--- Supplied records ---
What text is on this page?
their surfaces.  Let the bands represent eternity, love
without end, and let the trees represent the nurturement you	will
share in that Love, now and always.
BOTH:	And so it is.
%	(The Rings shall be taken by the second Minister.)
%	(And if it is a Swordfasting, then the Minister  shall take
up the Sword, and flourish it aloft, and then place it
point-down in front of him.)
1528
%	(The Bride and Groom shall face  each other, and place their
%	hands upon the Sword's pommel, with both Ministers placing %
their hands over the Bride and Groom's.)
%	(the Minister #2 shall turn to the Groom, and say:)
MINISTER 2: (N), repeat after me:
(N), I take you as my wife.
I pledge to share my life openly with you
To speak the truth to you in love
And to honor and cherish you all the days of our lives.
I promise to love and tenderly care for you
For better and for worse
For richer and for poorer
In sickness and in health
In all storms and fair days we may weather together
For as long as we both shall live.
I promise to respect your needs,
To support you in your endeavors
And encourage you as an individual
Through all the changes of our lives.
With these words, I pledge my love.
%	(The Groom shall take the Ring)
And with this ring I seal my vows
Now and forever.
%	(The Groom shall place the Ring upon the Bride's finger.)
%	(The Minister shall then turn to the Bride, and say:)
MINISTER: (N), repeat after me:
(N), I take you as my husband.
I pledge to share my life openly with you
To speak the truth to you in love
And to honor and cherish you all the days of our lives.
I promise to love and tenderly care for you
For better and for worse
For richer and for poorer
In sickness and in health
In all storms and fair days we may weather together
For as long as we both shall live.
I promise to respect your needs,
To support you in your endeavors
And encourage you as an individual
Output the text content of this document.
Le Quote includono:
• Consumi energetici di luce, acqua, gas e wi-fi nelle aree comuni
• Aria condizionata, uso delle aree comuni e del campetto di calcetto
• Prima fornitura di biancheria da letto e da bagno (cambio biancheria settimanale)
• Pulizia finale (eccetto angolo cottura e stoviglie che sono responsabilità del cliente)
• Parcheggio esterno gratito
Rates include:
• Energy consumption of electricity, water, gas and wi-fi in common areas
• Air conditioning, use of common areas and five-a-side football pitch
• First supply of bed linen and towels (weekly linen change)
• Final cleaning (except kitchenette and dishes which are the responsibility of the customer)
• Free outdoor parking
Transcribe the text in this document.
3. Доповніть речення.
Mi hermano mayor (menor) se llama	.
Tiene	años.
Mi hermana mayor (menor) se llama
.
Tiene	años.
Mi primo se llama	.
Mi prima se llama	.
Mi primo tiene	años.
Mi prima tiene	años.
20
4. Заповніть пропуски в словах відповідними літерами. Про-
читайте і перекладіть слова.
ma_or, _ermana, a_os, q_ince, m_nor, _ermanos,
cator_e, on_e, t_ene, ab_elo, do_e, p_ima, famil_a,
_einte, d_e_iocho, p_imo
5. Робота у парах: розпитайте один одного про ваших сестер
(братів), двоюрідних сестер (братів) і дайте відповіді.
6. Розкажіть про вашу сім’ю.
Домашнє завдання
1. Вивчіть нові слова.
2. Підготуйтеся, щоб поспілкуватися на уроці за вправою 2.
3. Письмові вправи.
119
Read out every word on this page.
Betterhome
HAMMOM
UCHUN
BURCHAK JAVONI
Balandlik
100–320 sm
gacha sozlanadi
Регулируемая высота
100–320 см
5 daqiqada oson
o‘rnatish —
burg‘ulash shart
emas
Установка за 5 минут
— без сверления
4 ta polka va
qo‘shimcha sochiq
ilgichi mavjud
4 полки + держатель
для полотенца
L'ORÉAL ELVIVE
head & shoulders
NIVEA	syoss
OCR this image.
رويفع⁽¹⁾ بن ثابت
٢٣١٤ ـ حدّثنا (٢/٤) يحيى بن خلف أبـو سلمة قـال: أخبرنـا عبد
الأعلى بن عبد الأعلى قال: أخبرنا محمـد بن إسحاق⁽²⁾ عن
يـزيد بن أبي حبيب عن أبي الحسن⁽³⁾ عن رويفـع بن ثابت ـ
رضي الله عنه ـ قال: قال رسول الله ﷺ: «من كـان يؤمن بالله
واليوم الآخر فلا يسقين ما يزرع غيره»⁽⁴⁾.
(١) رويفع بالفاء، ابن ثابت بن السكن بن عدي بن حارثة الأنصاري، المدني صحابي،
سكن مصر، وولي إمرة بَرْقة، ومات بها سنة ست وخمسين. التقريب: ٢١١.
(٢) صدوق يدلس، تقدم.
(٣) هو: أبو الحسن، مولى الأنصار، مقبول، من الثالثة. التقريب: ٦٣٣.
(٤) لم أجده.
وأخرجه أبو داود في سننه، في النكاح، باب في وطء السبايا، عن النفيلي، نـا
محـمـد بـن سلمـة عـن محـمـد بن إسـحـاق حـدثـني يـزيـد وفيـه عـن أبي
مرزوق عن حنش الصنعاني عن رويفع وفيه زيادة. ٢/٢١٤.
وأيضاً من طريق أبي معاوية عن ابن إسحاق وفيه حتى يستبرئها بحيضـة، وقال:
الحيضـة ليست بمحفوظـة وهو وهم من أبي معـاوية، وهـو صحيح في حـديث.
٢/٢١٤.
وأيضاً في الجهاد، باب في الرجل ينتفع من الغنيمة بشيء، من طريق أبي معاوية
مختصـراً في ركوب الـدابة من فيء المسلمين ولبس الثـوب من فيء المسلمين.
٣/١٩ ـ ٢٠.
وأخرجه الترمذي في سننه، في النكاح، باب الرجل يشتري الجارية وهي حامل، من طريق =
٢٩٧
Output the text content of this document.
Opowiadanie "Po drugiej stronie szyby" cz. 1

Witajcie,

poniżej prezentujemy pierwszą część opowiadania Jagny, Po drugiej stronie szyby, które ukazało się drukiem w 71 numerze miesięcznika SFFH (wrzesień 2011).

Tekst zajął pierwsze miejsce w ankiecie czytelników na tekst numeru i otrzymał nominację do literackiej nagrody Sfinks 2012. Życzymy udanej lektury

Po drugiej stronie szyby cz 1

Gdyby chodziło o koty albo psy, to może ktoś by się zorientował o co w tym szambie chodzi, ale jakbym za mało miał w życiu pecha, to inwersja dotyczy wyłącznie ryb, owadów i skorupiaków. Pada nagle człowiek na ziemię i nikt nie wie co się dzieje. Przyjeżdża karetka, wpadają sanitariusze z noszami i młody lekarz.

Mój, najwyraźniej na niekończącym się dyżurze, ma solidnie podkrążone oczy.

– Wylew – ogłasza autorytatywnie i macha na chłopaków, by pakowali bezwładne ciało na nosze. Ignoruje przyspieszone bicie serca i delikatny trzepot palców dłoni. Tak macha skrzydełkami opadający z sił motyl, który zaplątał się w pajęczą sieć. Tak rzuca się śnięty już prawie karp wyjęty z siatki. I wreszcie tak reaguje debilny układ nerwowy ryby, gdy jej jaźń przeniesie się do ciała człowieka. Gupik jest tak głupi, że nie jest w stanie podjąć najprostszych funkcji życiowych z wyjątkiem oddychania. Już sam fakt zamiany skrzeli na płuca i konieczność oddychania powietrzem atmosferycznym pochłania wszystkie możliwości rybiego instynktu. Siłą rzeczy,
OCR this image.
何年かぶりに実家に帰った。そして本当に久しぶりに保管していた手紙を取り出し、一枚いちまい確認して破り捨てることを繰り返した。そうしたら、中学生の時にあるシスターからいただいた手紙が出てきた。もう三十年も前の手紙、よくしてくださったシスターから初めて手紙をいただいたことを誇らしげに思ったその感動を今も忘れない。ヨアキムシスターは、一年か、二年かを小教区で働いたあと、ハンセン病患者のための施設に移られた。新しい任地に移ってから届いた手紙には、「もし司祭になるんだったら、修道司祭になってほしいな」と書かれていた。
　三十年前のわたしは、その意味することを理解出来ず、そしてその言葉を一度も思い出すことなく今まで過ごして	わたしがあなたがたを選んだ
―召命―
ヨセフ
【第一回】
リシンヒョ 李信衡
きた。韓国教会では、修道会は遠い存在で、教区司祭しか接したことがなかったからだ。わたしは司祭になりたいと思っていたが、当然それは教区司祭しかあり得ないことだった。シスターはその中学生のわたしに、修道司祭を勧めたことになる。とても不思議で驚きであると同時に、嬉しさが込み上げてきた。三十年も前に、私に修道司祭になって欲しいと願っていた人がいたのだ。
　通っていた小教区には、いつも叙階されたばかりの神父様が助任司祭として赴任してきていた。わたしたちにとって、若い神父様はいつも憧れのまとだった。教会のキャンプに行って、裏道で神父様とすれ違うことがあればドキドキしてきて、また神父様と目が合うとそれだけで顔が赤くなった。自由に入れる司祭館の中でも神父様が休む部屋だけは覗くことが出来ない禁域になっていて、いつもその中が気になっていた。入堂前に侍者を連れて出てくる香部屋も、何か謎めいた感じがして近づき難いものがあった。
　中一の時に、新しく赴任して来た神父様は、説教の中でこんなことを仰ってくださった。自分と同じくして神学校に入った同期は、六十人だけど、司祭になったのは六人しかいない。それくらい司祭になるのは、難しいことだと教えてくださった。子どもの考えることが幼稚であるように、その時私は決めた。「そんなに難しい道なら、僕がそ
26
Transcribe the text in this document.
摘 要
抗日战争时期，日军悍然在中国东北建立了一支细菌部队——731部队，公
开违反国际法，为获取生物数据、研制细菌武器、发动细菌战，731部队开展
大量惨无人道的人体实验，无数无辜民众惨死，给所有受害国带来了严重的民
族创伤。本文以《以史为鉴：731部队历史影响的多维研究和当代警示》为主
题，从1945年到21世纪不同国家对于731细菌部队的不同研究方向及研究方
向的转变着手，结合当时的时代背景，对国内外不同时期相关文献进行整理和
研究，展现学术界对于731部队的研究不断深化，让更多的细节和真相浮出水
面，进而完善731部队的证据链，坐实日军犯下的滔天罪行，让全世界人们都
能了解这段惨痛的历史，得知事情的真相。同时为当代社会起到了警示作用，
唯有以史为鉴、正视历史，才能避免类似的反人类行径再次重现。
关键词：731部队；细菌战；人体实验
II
---
* _Your objective_
What is the number of lines in this material that hold the string "hands"? Answer with that number only.

* _Task solution_
2